Task description ->
Collect every line of the records below that contains the word "this".

[BEGIN Exercise inputs]

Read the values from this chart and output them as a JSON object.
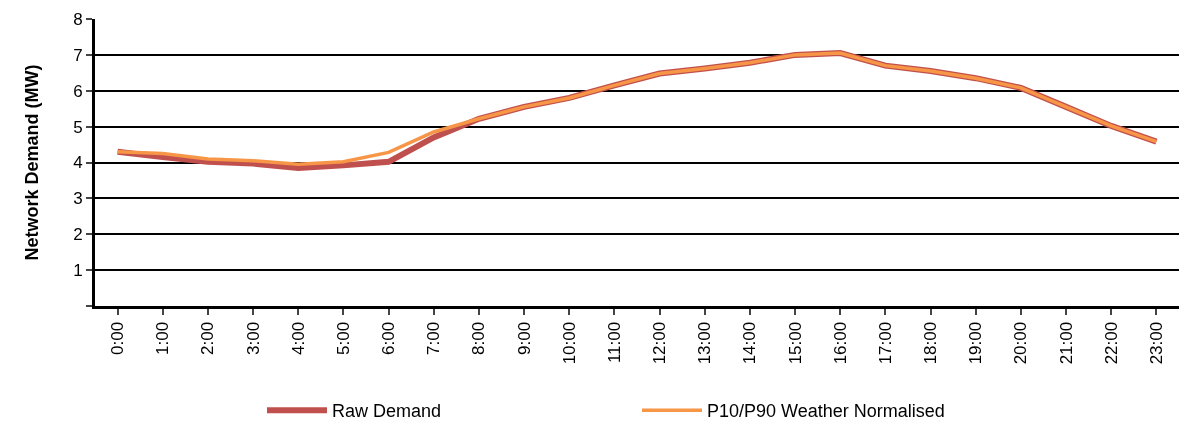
{
  "chart_data": {
    "type": "line",
    "ylabel": "Network Demand (MW)",
    "categories": [
      "0:00",
      "1:00",
      "2:00",
      "3:00",
      "4:00",
      "5:00",
      "6:00",
      "7:00",
      "8:00",
      "9:00",
      "10:00",
      "11:00",
      "12:00",
      "13:00",
      "14:00",
      "15:00",
      "16:00",
      "17:00",
      "18:00",
      "19:00",
      "20:00",
      "21:00",
      "22:00",
      "23:00"
    ],
    "series": [
      {
        "name": "Raw Demand",
        "color": "#c0504d",
        "values": [
          4.3,
          4.15,
          4.02,
          3.97,
          3.85,
          3.92,
          4.02,
          4.7,
          5.22,
          5.55,
          5.8,
          6.15,
          6.48,
          6.62,
          6.78,
          7.0,
          7.05,
          6.7,
          6.55,
          6.35,
          6.08,
          5.55,
          5.02,
          4.58
        ]
      },
      {
        "name": "P10/P90 Weather Normalised",
        "color": "#f79646",
        "values": [
          4.3,
          4.25,
          4.1,
          4.05,
          3.95,
          4.02,
          4.28,
          4.85,
          5.22,
          5.55,
          5.8,
          6.15,
          6.48,
          6.62,
          6.78,
          7.0,
          7.05,
          6.7,
          6.55,
          6.35,
          6.08,
          5.55,
          5.02,
          4.58
        ]
      }
    ],
    "ylim": [
      0,
      8
    ],
    "yticks": [
      {
        "value": 0,
        "label": null
      },
      1,
      2,
      3,
      4,
      5,
      6,
      7,
      8
    ],
    "grid": "y",
    "legend": "bottom",
    "marker": "none",
    "line_style": "solid"
  }
}
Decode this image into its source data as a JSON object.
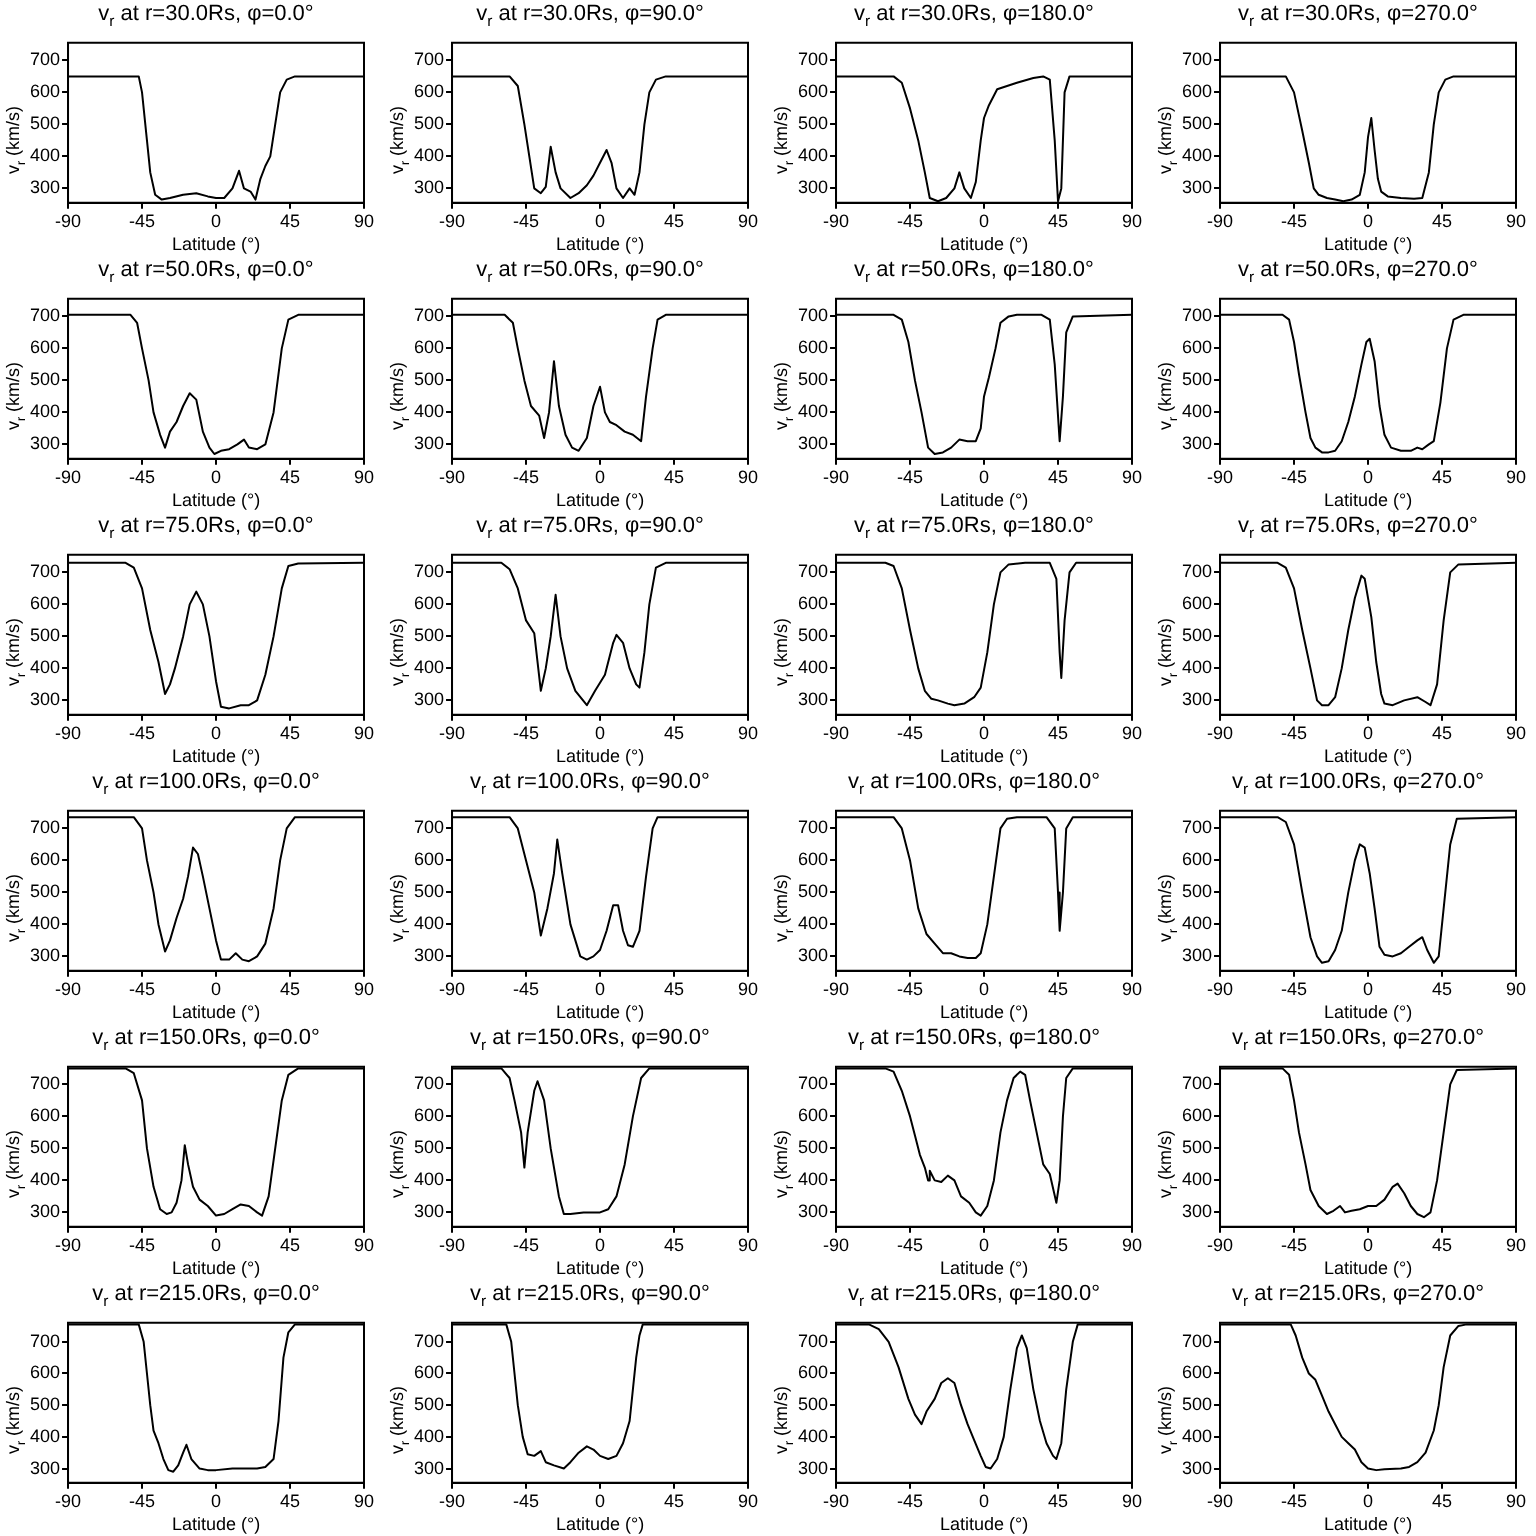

[END Exercise inputs]

Task result ->
Read the values from this chart and output them as a JSON object.
Decode this image into its source data as a JSON object.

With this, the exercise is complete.